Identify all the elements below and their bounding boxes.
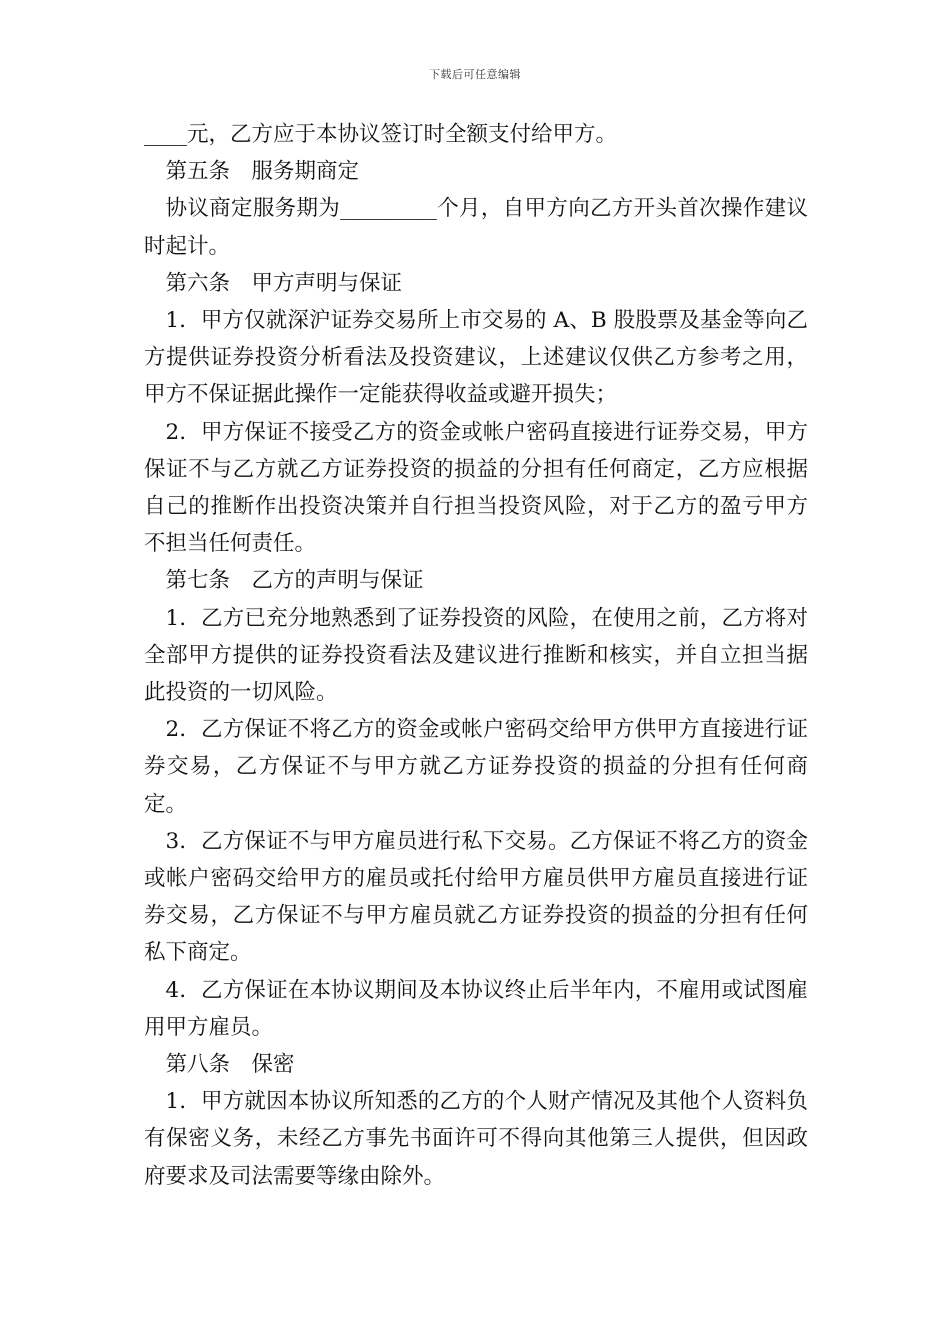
paragraph-service-period: 协议商定服务期为_________个月，自甲方向乙方开头首次操作建议时起计。 bbox=[144, 196, 808, 259]
article-7-item-3: 3．乙方保证不与甲方雇员进行私下交易。乙方保证不将乙方的资金或帐户密码交给甲方的雇员或托付给甲方雇员供甲方雇员直接进行证券交易，乙方保证不与甲方雇员就乙方证券投资的损益的分担有任何私下商定。 bbox=[144, 828, 808, 966]
article-7-item-2: 2．乙方保证不将乙方的资金或帐户密码交给甲方供甲方直接进行证券交易，乙方保证不与甲方就乙方证券投资的损益的分担有任何商定。 bbox=[144, 717, 808, 817]
document-body bbox=[144, 116, 808, 1195]
article-6-heading: 第六条 甲方声明与保证 bbox=[165, 270, 403, 296]
article-7-heading: 第七条 乙方的声明与保证 bbox=[165, 568, 424, 594]
page-header-note: 下载后可任意编辑 bbox=[429, 68, 521, 81]
article-6-item-2: 2．甲方保证不接受乙方的资金或帐户密码直接进行证券交易，甲方保证不与乙方就乙方证券投资的损益的分担有任何商定，乙方应根据自己的推断作出投资决策并自行担当投资风险，对于乙方的盈亏甲方不担当任何责任。 bbox=[144, 419, 808, 557]
paragraph-payment-continuation: ____元，乙方应于本协议签订时全额支付给甲方。 bbox=[144, 122, 618, 147]
article-7-item-1: 1．乙方已充分地熟悉到了证券投资的风险，在使用之前，乙方将对全部甲方提供的证券投资看法及建议进行推断和核实，并自立担当据此投资的一切风险。 bbox=[144, 605, 808, 706]
article-7-item-4: 4．乙方保证在本协议期间及本协议终止后半年内，不雇用或试图雇用甲方雇员。 bbox=[144, 977, 808, 1040]
article-8-item-1: 1．甲方就因本协议所知悉的乙方的个人财产情况及其他个人资料负有保密义务，未经乙方事先书面许可不得向其他第三人提供，但因政府要求及司法需要等缘由除外。 bbox=[144, 1089, 808, 1189]
article-5-heading: 第五条 服务期商定 bbox=[165, 159, 360, 185]
article-8-heading: 第八条 保密 bbox=[165, 1052, 295, 1078]
article-6-item-1: 1．甲方仅就深沪证券交易所上市交易的 A、B 股股票及基金等向乙方提供证券投资分析看法及投资建议，上述建议仅供乙方参考之用，甲方不保证据此操作一定能获得收益或避开损失； bbox=[144, 308, 808, 408]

• **Task to complete**:
Please swap every "甲方雇员" in the lines above for "甲方员工" and keep everything else unchanged. Leave the pictures out of your answer.

• **Correct output**:
Identify all the elements below and their bounding boxes.
paragraph-service-period: 协议商定服务期为_________个月，自甲方向乙方开头首次操作建议时起计。 bbox=[144, 196, 808, 259]
article-7-item-3: 3．乙方保证不与甲方员工进行私下交易。乙方保证不将乙方的资金或帐户密码交给甲方的雇员或托付给甲方员工供甲方员工直接进行证券交易，乙方保证不与甲方员工就乙方证券投资的损益的分担有任何私下商定。 bbox=[144, 828, 808, 966]
article-7-item-2: 2．乙方保证不将乙方的资金或帐户密码交给甲方供甲方直接进行证券交易，乙方保证不与甲方就乙方证券投资的损益的分担有任何商定。 bbox=[144, 717, 808, 817]
document-body bbox=[144, 116, 808, 1195]
article-6-heading: 第六条 甲方声明与保证 bbox=[165, 270, 403, 296]
article-7-heading: 第七条 乙方的声明与保证 bbox=[165, 568, 424, 594]
page-header-note: 下载后可任意编辑 bbox=[429, 68, 521, 81]
article-6-item-2: 2．甲方保证不接受乙方的资金或帐户密码直接进行证券交易，甲方保证不与乙方就乙方证券投资的损益的分担有任何商定，乙方应根据自己的推断作出投资决策并自行担当投资风险，对于乙方的盈亏甲方不担当任何责任。 bbox=[144, 419, 808, 557]
paragraph-payment-continuation: ____元，乙方应于本协议签订时全额支付给甲方。 bbox=[144, 122, 618, 147]
article-7-item-1: 1．乙方已充分地熟悉到了证券投资的风险，在使用之前，乙方将对全部甲方提供的证券投资看法及建议进行推断和核实，并自立担当据此投资的一切风险。 bbox=[144, 605, 808, 706]
article-7-item-4: 4．乙方保证在本协议期间及本协议终止后半年内，不雇用或试图雇用甲方员工。 bbox=[144, 977, 808, 1040]
article-8-item-1: 1．甲方就因本协议所知悉的乙方的个人财产情况及其他个人资料负有保密义务，未经乙方事先书面许可不得向其他第三人提供，但因政府要求及司法需要等缘由除外。 bbox=[144, 1089, 808, 1189]
article-5-heading: 第五条 服务期商定 bbox=[165, 159, 360, 185]
article-8-heading: 第八条 保密 bbox=[165, 1052, 295, 1078]
article-6-item-1: 1．甲方仅就深沪证券交易所上市交易的 A、B 股股票及基金等向乙方提供证券投资分析看法及投资建议，上述建议仅供乙方参考之用，甲方不保证据此操作一定能获得收益或避开损失； bbox=[144, 308, 808, 408]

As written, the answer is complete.